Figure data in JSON
══════════
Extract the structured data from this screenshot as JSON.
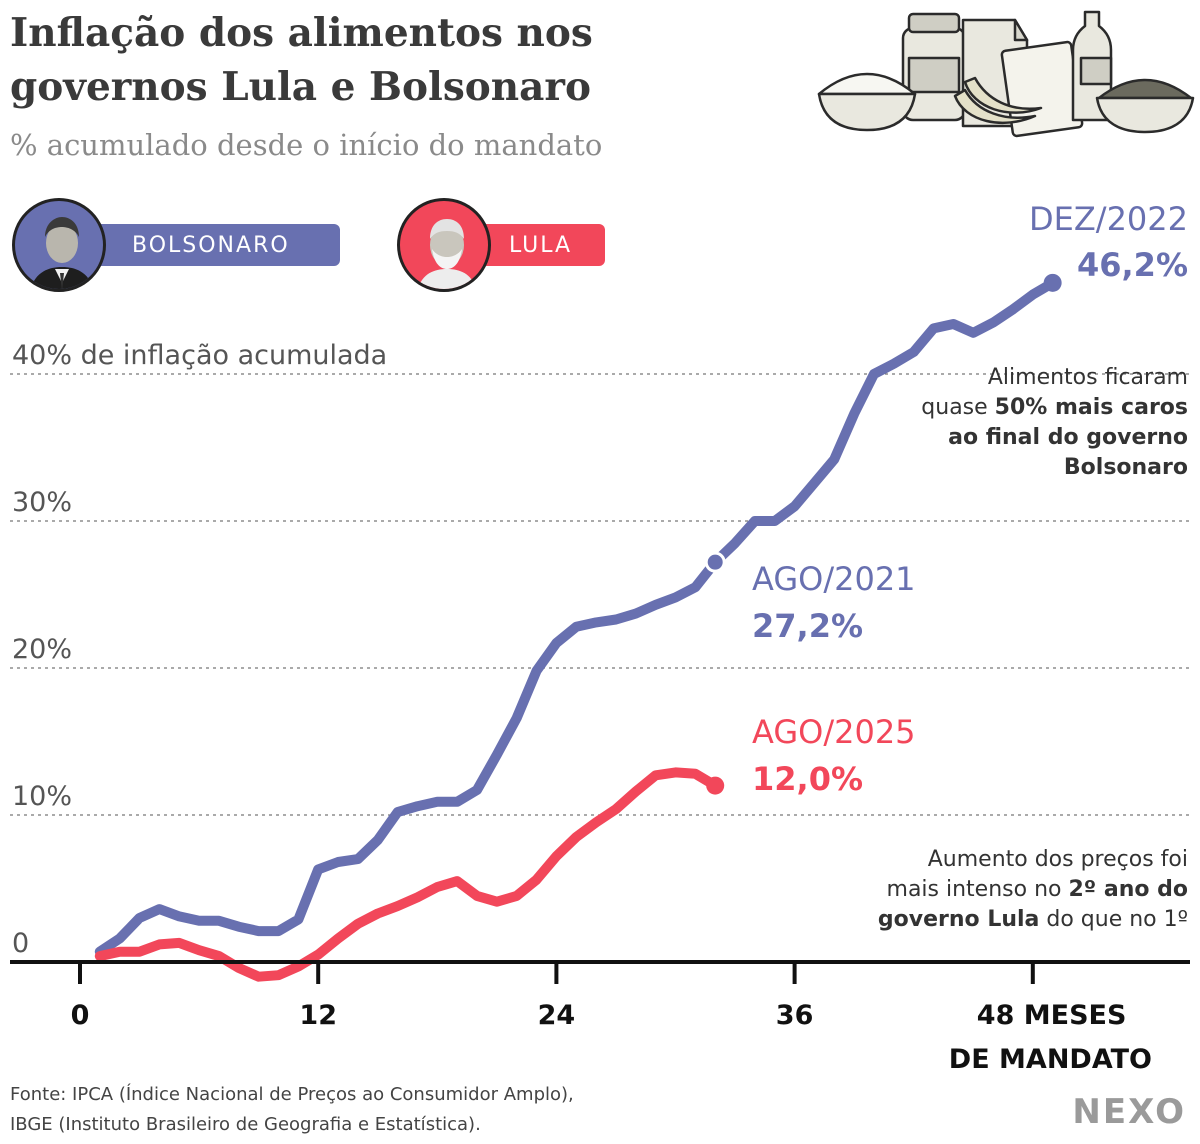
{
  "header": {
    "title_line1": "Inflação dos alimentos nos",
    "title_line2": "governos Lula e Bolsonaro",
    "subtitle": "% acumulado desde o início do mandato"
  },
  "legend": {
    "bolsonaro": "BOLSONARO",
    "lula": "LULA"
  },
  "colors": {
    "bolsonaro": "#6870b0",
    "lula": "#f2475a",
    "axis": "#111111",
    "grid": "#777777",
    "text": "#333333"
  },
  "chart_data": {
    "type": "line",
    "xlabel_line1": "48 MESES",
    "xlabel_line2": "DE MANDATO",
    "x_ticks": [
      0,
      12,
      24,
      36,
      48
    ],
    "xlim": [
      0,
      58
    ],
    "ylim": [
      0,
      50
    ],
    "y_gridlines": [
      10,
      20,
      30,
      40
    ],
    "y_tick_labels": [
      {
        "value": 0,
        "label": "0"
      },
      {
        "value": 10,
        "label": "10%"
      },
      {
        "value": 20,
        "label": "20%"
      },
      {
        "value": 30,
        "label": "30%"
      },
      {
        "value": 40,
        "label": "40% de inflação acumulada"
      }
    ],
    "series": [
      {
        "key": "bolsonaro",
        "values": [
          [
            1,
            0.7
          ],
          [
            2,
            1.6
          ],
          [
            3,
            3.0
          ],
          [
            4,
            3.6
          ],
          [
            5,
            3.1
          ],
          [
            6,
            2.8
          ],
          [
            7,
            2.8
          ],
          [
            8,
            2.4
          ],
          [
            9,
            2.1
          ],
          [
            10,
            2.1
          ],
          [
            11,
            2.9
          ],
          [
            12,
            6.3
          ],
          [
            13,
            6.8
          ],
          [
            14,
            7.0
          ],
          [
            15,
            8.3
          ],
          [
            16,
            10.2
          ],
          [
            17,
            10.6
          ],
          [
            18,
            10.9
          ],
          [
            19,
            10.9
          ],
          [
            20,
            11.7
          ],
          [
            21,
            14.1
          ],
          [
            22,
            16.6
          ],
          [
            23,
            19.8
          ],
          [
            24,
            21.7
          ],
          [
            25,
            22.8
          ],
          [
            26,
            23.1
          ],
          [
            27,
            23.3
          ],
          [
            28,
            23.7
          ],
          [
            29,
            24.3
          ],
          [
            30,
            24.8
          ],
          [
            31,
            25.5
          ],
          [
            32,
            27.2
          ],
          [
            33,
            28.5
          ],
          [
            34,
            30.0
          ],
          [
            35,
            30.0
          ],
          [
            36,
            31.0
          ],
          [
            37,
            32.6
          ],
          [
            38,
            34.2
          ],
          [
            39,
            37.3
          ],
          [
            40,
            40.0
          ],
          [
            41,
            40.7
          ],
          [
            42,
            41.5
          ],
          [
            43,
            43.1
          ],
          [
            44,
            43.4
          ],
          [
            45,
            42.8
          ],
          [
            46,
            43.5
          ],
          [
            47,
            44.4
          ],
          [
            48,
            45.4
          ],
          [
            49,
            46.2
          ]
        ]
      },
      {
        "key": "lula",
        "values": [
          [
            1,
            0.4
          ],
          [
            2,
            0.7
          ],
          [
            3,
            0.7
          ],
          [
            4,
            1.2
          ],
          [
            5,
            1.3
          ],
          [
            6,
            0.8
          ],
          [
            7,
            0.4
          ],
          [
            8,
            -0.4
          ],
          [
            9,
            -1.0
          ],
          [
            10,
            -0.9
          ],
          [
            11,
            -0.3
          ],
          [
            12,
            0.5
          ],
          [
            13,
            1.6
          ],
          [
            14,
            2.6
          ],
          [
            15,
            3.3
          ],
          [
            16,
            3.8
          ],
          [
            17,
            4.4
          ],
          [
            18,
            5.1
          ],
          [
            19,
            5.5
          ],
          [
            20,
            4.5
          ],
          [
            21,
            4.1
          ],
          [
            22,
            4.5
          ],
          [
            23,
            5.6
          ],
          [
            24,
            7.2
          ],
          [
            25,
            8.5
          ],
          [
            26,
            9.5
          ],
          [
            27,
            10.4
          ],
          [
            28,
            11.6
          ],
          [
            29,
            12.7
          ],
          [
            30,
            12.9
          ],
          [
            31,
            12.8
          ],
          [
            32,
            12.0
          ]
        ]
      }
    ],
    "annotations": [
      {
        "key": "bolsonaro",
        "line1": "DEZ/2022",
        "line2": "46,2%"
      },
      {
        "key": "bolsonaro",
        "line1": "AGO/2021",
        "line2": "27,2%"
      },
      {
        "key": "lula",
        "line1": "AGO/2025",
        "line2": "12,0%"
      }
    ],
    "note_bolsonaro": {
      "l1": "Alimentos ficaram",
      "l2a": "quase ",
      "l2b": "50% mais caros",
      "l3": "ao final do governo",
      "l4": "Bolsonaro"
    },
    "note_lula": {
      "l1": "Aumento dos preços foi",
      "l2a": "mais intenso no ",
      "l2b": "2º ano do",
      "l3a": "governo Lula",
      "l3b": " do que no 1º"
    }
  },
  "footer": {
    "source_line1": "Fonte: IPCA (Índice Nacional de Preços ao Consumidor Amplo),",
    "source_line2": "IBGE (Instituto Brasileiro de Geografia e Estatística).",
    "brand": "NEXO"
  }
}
══════════
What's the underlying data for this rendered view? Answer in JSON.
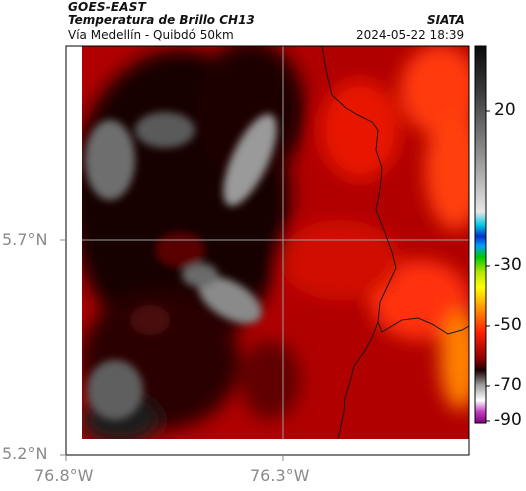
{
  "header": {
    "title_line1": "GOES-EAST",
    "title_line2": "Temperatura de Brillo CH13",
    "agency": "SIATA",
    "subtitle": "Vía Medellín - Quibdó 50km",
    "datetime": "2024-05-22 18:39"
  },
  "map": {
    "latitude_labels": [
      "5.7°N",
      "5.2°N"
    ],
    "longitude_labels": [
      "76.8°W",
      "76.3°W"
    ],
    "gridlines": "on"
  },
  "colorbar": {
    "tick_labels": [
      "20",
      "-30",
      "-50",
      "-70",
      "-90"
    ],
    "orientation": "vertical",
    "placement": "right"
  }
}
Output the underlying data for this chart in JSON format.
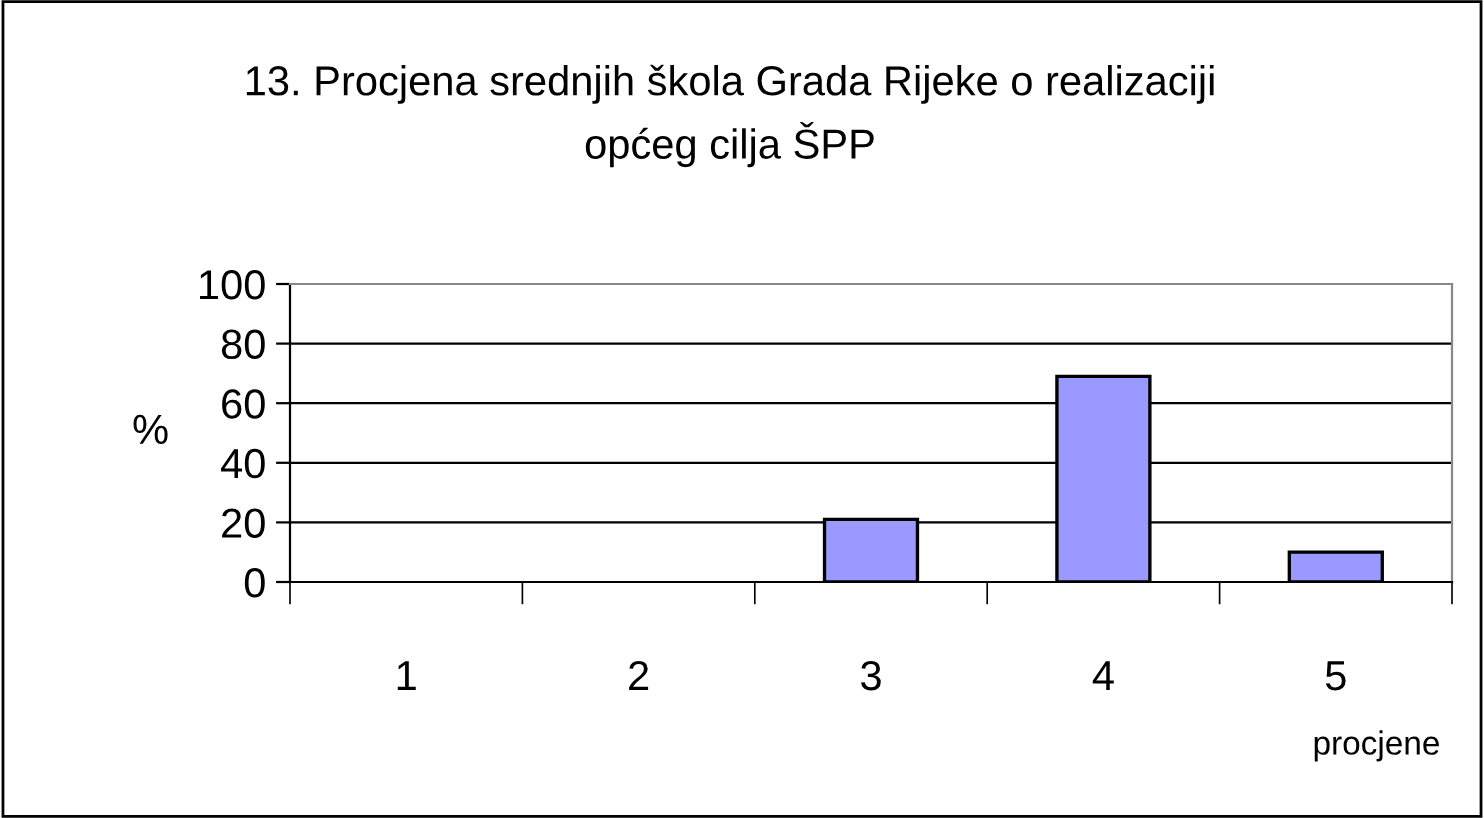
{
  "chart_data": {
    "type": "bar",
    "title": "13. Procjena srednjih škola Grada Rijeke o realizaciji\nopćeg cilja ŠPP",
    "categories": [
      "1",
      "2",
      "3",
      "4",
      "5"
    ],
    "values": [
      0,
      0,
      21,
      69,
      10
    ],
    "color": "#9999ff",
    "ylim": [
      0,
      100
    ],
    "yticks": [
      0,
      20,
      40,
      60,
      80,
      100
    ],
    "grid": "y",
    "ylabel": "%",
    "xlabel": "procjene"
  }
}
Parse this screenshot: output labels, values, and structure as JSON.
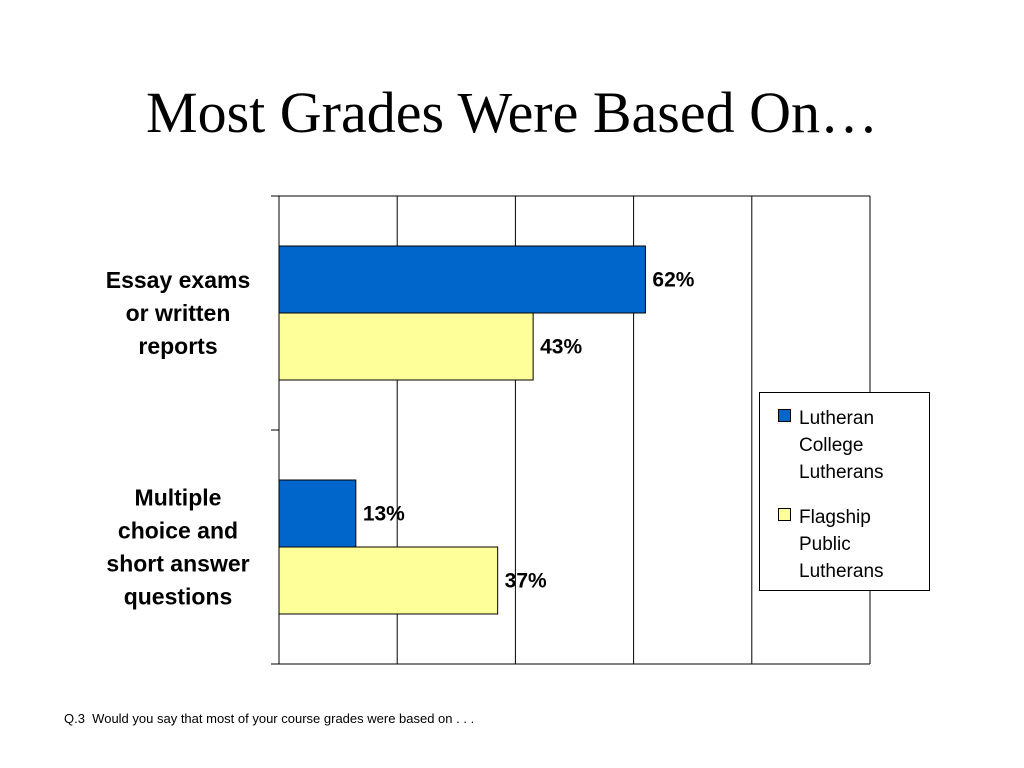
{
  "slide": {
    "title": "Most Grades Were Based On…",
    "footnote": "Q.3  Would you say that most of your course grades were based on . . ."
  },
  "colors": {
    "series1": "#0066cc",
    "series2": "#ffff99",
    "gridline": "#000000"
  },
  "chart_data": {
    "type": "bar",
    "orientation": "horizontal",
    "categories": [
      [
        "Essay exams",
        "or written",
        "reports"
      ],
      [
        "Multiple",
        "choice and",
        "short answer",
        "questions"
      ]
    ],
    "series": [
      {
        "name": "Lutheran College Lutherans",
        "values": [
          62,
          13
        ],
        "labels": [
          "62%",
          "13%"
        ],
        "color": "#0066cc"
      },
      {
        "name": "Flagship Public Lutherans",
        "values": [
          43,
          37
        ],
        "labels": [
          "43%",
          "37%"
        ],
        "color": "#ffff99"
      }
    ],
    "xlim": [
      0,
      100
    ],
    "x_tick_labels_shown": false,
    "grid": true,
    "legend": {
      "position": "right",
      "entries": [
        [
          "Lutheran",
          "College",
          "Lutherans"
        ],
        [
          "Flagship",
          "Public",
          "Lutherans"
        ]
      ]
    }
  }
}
══════════
## Given problem
Tally up the lines holding the word "Public" in the data above, and answer with that figure only.

## Solution to the problem
2